_Exercise goal:_ Gather up every line that includes the string "screenshot".

_Material to process:_
§

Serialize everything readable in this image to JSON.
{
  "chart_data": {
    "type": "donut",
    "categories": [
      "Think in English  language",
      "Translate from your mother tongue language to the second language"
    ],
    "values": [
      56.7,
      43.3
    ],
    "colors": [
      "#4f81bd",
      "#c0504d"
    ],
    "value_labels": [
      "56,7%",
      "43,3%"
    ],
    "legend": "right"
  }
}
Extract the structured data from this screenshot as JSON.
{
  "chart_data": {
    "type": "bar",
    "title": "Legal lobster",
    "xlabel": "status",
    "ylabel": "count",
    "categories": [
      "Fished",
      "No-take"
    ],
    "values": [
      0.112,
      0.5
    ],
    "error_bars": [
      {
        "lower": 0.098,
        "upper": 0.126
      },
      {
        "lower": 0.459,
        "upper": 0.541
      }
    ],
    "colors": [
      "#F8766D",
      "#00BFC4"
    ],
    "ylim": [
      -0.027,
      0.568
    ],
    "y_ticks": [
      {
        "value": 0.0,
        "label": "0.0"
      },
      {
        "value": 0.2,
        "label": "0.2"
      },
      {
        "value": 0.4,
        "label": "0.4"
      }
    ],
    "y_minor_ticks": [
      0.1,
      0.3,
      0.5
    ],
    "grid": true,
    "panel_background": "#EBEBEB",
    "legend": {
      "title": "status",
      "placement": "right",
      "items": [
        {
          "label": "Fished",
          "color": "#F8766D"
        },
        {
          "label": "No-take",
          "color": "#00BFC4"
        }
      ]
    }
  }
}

§

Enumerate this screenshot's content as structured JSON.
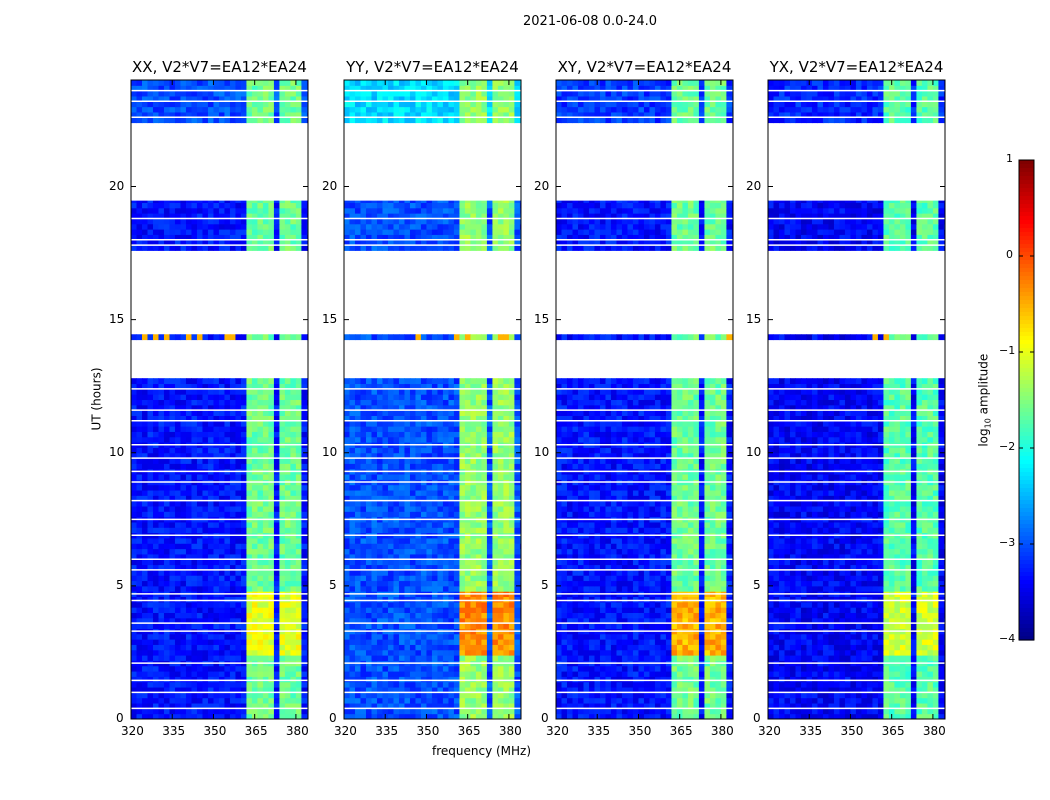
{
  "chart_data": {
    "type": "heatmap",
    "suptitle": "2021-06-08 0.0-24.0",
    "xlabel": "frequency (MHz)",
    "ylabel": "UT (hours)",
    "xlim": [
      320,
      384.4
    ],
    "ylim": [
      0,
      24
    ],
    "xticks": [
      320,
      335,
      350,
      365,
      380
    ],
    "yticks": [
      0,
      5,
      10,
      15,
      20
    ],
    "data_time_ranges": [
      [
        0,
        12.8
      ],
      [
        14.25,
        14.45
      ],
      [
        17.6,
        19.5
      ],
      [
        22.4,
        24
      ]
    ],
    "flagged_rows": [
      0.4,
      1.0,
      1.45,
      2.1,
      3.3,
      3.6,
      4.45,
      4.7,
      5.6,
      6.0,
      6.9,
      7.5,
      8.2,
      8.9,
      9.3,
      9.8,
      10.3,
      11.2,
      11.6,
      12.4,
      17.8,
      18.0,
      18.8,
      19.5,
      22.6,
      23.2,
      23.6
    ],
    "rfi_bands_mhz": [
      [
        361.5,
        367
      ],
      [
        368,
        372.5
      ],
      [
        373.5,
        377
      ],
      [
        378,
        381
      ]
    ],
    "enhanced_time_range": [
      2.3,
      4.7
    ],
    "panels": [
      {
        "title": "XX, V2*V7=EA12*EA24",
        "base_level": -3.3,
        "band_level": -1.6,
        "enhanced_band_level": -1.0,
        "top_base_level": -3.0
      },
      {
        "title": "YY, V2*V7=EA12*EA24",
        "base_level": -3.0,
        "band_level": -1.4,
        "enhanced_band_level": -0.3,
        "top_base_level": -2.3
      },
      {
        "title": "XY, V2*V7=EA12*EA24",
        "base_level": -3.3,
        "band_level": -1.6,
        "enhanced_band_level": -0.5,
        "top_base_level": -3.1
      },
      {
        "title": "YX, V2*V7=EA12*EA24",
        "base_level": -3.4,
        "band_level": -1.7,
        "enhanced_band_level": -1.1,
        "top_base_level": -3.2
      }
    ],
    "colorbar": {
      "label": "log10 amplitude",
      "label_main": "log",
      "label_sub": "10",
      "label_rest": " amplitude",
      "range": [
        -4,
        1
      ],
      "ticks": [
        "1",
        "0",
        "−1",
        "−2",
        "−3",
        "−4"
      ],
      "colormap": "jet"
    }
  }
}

§

_Exercise result:_
Extract the structured data from this screenshot as JSON.
Enumerate this screenshot's content as structured JSON.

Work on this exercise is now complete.